Stored entries:
* Start *
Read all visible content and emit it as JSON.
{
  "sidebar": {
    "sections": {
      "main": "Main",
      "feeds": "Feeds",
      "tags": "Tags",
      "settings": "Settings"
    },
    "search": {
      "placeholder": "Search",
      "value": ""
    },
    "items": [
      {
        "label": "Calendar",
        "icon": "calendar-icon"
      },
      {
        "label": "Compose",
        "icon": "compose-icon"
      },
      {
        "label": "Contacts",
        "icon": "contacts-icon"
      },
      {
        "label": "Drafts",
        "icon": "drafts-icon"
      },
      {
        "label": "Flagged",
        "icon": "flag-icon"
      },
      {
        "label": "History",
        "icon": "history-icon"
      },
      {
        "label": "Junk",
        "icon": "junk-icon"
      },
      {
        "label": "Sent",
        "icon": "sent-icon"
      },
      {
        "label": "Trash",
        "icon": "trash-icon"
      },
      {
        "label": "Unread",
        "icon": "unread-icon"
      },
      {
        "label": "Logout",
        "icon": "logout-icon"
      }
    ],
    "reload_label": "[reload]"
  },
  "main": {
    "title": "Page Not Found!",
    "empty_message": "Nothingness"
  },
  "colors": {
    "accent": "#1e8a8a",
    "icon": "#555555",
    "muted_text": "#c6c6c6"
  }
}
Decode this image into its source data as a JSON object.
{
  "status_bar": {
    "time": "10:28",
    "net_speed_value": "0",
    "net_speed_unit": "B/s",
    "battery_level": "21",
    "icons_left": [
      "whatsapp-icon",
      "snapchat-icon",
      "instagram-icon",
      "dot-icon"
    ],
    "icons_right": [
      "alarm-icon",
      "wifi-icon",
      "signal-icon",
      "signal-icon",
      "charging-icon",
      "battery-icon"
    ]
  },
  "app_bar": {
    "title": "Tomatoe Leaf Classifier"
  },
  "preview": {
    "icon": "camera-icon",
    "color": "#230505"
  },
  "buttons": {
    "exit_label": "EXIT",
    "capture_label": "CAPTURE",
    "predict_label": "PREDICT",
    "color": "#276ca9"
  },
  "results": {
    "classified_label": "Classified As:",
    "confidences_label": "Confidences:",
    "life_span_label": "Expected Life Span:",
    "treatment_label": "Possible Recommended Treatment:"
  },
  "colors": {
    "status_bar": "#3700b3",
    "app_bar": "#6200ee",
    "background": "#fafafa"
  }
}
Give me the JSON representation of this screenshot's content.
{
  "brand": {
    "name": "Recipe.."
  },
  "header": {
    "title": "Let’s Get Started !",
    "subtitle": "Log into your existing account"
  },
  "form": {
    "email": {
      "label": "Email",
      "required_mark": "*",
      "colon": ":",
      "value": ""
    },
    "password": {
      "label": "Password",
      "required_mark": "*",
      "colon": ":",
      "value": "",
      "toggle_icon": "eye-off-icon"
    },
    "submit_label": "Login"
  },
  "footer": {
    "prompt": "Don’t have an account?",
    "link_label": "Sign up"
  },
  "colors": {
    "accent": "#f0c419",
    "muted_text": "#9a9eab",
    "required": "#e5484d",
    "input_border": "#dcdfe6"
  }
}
* End *
*EXERCISE DETAILS:* Return each entry from above without altering a single character.

*ANSWER TO THE EXERCISE:*
Read all visible content and emit it as JSON.
{
  "sidebar": {
    "sections": {
      "main": "Main",
      "feeds": "Feeds",
      "tags": "Tags",
      "settings": "Settings"
    },
    "search": {
      "placeholder": "Search",
      "value": ""
    },
    "items": [
      {
        "label": "Calendar",
        "icon": "calendar-icon"
      },
      {
        "label": "Compose",
        "icon": "compose-icon"
      },
      {
        "label": "Contacts",
        "icon": "contacts-icon"
      },
      {
        "label": "Drafts",
        "icon": "drafts-icon"
      },
      {
        "label": "Flagged",
        "icon": "flag-icon"
      },
      {
        "label": "History",
        "icon": "history-icon"
      },
      {
        "label": "Junk",
        "icon": "junk-icon"
      },
      {
        "label": "Sent",
        "icon": "sent-icon"
      },
      {
        "label": "Trash",
        "icon": "trash-icon"
      },
      {
        "label": "Unread",
        "icon": "unread-icon"
      },
      {
        "label": "Logout",
        "icon": "logout-icon"
      }
    ],
    "reload_label": "[reload]"
  },
  "main": {
    "title": "Page Not Found!",
    "empty_message": "Nothingness"
  },
  "colors": {
    "accent": "#1e8a8a",
    "icon": "#555555",
    "muted_text": "#c6c6c6"
  }
}
Decode this image into its source data as a JSON object.
{
  "status_bar": {
    "time": "10:28",
    "net_speed_value": "0",
    "net_speed_unit": "B/s",
    "battery_level": "21",
    "icons_left": [
      "whatsapp-icon",
      "snapchat-icon",
      "instagram-icon",
      "dot-icon"
    ],
    "icons_right": [
      "alarm-icon",
      "wifi-icon",
      "signal-icon",
      "signal-icon",
      "charging-icon",
      "battery-icon"
    ]
  },
  "app_bar": {
    "title": "Tomatoe Leaf Classifier"
  },
  "preview": {
    "icon": "camera-icon",
    "color": "#230505"
  },
  "buttons": {
    "exit_label": "EXIT",
    "capture_label": "CAPTURE",
    "predict_label": "PREDICT",
    "color": "#276ca9"
  },
  "results": {
    "classified_label": "Classified As:",
    "confidences_label": "Confidences:",
    "life_span_label": "Expected Life Span:",
    "treatment_label": "Possible Recommended Treatment:"
  },
  "colors": {
    "status_bar": "#3700b3",
    "app_bar": "#6200ee",
    "background": "#fafafa"
  }
}
Give me the JSON representation of this screenshot's content.
{
  "brand": {
    "name": "Recipe.."
  },
  "header": {
    "title": "Let’s Get Started !",
    "subtitle": "Log into your existing account"
  },
  "form": {
    "email": {
      "label": "Email",
      "required_mark": "*",
      "colon": ":",
      "value": ""
    },
    "password": {
      "label": "Password",
      "required_mark": "*",
      "colon": ":",
      "value": "",
      "toggle_icon": "eye-off-icon"
    },
    "submit_label": "Login"
  },
  "footer": {
    "prompt": "Don’t have an account?",
    "link_label": "Sign up"
  },
  "colors": {
    "accent": "#f0c419",
    "muted_text": "#9a9eab",
    "required": "#e5484d",
    "input_border": "#dcdfe6"
  }
}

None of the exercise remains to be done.